Do this:
Below are entries. Pull out all lines containing "name".

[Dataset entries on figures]
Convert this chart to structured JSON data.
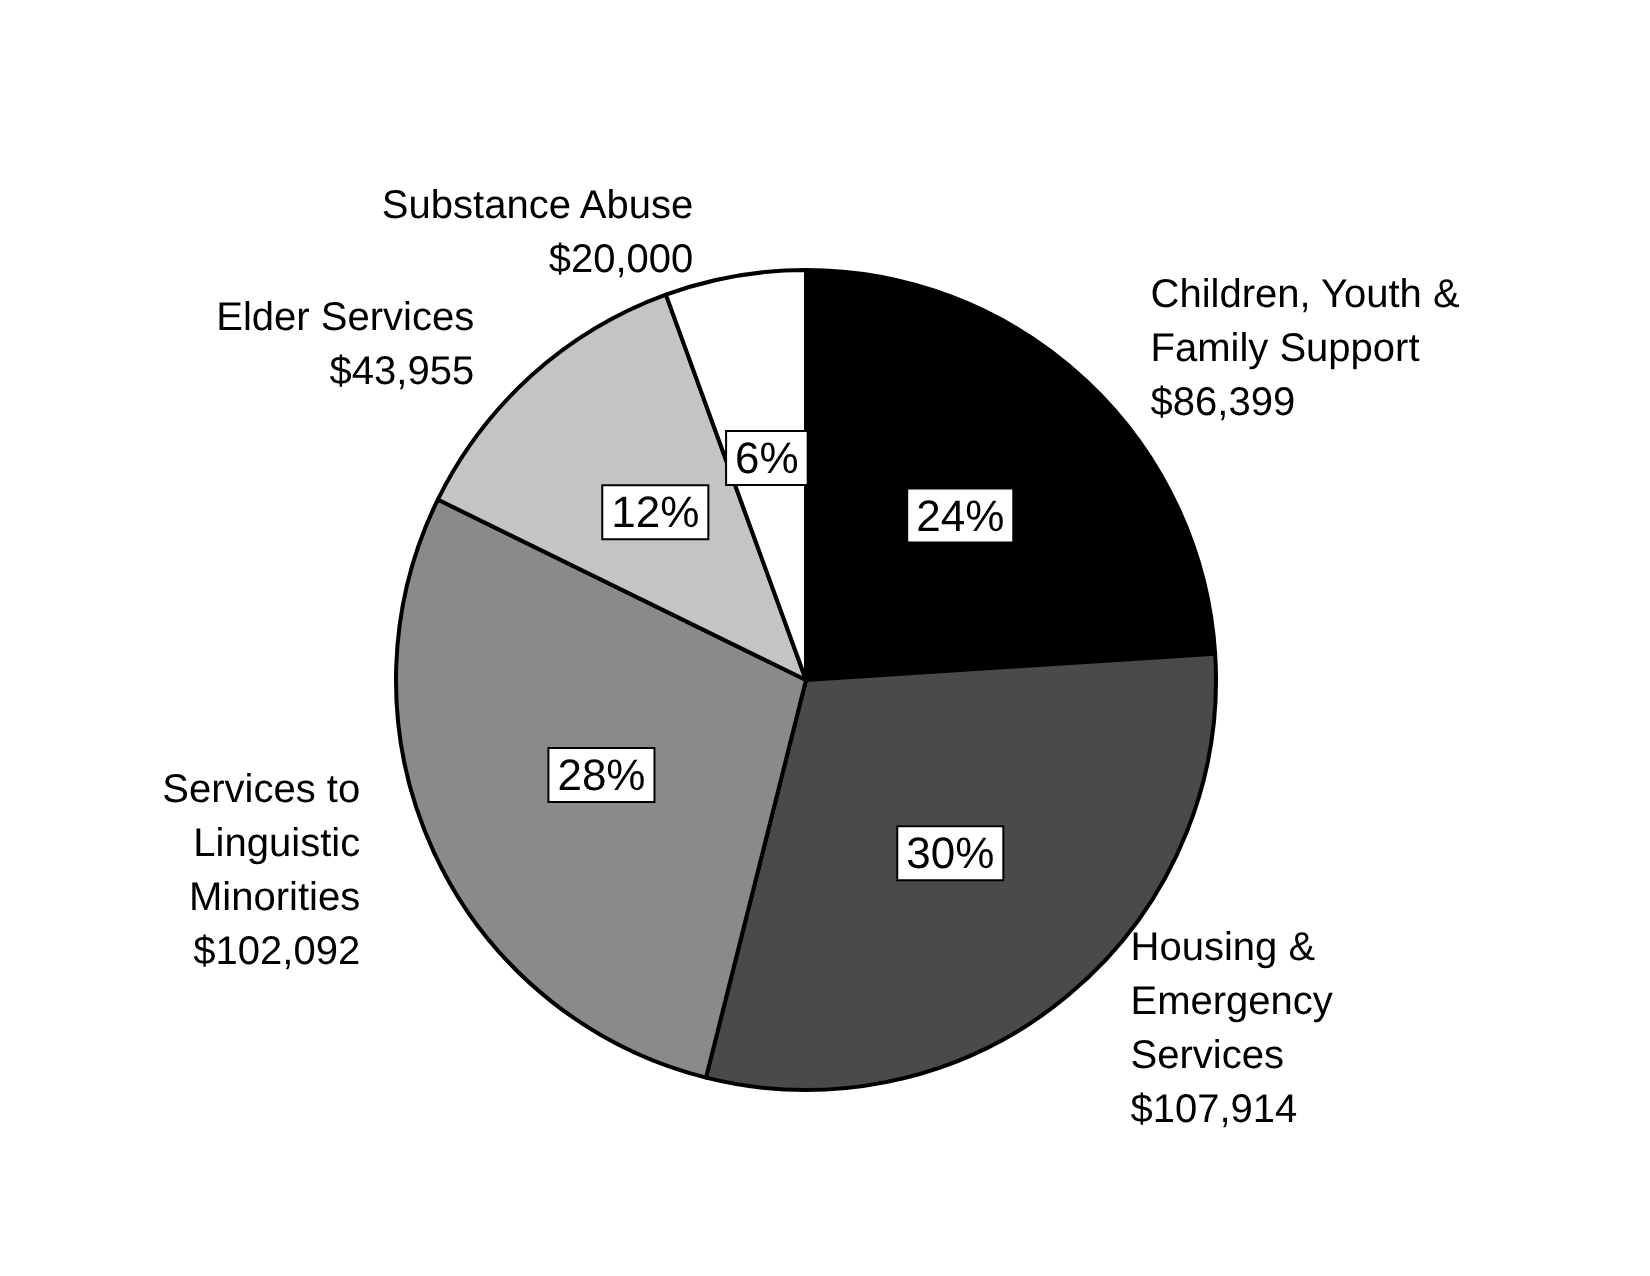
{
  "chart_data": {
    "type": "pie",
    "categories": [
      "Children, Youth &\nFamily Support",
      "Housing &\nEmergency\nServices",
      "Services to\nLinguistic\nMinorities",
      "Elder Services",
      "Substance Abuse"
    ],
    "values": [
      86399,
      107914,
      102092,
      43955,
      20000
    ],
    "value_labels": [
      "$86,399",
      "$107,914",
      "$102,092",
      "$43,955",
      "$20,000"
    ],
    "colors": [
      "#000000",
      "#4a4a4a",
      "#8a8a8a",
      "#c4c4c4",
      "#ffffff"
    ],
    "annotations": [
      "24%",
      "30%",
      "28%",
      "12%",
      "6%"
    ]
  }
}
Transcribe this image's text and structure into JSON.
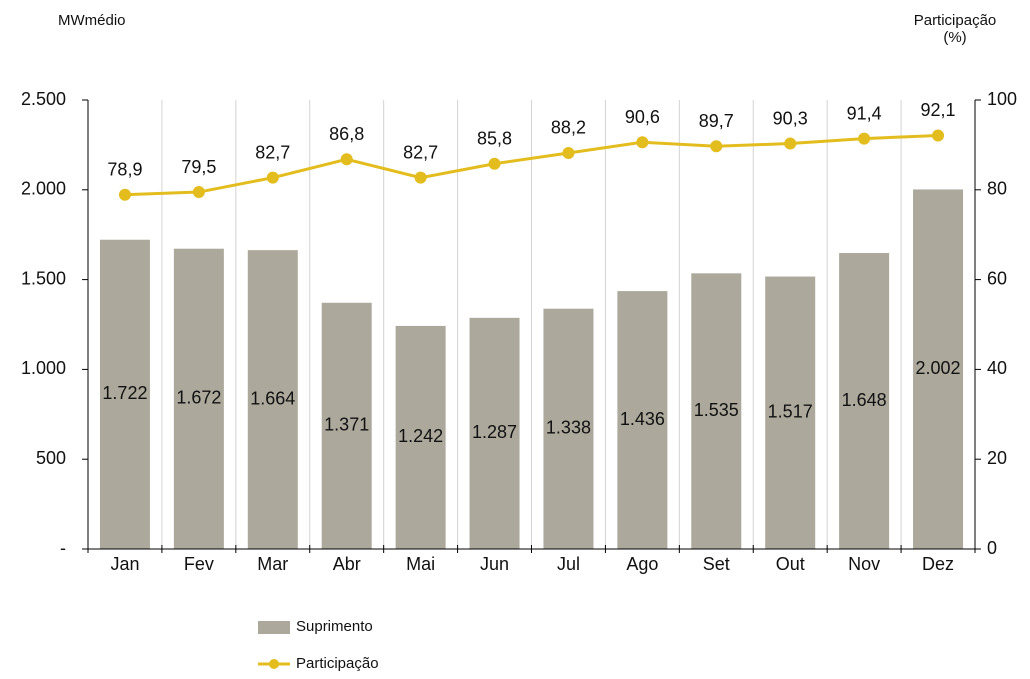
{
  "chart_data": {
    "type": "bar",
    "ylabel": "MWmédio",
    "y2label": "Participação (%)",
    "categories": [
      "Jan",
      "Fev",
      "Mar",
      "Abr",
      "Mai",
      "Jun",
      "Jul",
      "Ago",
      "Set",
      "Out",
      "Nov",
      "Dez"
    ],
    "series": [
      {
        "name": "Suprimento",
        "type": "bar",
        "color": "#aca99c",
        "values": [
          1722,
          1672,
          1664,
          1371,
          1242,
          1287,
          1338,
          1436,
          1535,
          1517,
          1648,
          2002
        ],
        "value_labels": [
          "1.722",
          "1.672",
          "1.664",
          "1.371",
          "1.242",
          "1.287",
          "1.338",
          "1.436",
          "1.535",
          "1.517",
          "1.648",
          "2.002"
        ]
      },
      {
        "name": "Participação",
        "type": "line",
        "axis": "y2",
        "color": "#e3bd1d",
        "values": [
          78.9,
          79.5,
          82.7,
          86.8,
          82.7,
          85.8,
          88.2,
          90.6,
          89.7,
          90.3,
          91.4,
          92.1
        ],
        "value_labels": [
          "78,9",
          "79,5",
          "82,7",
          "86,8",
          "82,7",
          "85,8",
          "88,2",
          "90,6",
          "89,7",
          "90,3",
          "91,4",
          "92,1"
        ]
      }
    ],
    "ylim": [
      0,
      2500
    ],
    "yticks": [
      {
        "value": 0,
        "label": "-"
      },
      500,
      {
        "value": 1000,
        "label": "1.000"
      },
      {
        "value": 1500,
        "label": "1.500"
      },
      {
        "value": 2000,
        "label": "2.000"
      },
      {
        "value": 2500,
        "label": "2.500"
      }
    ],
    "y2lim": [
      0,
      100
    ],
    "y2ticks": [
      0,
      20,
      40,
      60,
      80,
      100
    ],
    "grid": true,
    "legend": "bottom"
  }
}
==
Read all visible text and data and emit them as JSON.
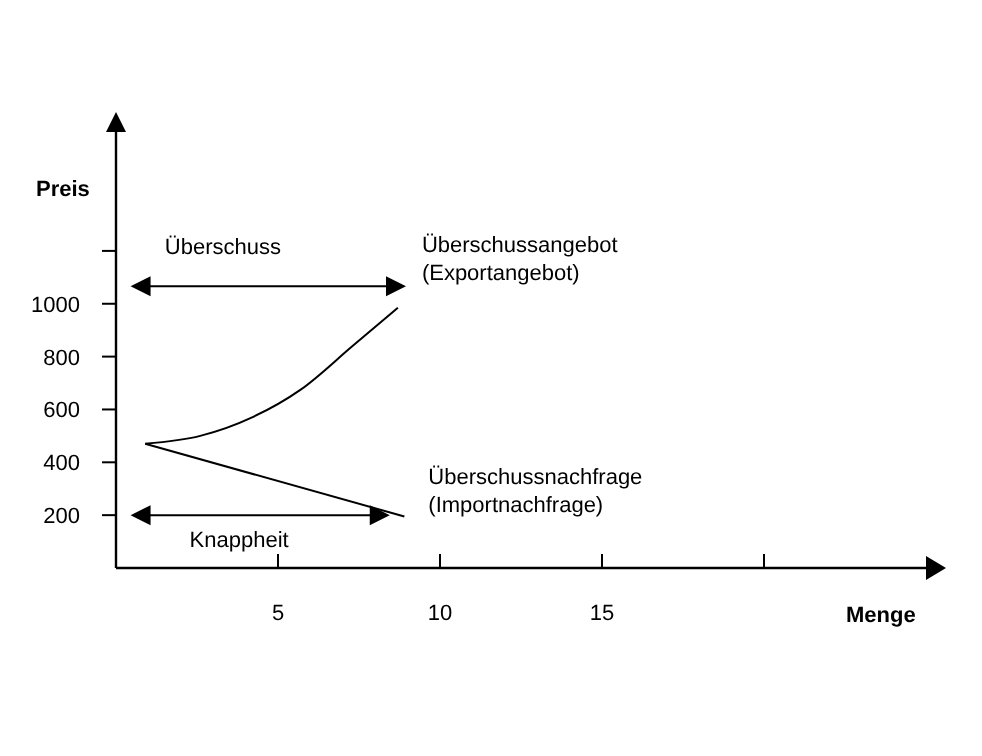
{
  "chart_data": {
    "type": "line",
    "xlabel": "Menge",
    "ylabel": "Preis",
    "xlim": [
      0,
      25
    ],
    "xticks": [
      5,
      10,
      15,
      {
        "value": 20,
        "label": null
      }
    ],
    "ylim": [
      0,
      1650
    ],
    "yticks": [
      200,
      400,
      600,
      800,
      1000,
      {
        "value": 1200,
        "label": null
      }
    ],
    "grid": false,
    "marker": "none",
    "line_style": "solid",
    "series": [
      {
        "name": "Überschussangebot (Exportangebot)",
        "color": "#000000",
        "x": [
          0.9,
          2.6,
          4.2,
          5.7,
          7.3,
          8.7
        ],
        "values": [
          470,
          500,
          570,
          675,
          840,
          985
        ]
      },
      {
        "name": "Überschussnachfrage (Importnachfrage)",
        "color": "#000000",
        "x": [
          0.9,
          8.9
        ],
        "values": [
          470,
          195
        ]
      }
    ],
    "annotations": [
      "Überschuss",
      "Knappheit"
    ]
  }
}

Response to this exercise:
        "name": "Suprimento",
        "name": "Participação",
        "name": "Überschussangebot (Exportangebot)",
        "name": "Überschussnachfrage (Importnachfrage)",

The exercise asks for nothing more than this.